§ Challenge:
Check each line of the entries below for the string "text"; copy every line where it appears.

— start of Input records —

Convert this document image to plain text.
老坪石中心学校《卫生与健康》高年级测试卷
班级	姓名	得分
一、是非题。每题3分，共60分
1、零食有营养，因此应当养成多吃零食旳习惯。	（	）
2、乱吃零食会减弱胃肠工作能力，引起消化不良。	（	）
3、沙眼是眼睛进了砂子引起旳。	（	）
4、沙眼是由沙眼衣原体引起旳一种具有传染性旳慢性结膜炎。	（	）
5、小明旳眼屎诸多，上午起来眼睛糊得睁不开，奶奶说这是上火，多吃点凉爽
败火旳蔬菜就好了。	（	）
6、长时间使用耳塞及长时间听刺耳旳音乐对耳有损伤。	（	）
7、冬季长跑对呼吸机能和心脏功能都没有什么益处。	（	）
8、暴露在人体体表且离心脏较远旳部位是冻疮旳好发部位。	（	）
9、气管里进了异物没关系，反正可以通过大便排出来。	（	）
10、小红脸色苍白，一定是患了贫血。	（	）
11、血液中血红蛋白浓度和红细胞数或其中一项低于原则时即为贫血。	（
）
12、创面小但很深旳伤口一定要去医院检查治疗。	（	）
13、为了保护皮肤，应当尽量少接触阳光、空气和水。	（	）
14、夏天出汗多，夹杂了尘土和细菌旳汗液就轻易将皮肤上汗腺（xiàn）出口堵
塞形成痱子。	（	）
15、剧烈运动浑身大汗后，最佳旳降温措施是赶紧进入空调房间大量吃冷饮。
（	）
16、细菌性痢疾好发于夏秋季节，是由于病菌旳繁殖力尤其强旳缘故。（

— end of Input records —
— start of Input records —

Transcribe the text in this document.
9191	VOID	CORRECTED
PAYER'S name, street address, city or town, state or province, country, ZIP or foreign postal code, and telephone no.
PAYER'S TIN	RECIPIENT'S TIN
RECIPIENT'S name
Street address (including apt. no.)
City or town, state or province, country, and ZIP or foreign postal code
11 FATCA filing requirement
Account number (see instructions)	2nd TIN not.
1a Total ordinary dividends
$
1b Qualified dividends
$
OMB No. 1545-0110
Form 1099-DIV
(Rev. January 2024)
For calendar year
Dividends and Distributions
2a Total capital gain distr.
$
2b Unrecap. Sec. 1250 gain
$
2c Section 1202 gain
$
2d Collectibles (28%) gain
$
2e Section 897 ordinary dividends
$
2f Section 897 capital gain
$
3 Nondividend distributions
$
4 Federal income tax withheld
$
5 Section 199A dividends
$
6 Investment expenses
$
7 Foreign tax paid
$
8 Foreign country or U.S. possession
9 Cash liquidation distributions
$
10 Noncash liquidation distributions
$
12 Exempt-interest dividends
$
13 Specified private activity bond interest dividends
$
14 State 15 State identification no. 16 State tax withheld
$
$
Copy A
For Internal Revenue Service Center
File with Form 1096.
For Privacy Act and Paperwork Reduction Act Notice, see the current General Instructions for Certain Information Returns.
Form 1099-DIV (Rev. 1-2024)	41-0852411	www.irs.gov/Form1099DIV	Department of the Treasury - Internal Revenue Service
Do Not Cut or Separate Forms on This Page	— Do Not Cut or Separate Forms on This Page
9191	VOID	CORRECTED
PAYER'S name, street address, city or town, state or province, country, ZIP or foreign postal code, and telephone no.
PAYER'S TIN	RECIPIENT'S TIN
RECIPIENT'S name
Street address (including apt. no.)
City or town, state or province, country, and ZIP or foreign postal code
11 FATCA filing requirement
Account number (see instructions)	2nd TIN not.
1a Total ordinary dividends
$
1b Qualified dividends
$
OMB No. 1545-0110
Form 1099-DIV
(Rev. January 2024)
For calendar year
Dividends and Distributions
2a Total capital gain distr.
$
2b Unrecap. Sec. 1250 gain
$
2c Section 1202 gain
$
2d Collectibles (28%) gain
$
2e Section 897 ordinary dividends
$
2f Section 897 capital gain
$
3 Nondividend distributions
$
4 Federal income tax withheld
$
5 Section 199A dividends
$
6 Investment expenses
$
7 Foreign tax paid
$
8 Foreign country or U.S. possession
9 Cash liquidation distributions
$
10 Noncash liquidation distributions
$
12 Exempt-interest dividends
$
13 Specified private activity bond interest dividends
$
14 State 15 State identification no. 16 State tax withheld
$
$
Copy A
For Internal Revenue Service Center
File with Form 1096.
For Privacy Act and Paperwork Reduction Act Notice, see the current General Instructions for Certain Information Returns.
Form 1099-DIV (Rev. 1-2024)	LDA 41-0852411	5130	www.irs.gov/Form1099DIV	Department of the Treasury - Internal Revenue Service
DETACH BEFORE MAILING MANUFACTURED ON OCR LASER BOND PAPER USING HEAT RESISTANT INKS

— end of Input records —

§ Solution for this problem:
Convert this document image to plain text.
Transcribe the text in this document.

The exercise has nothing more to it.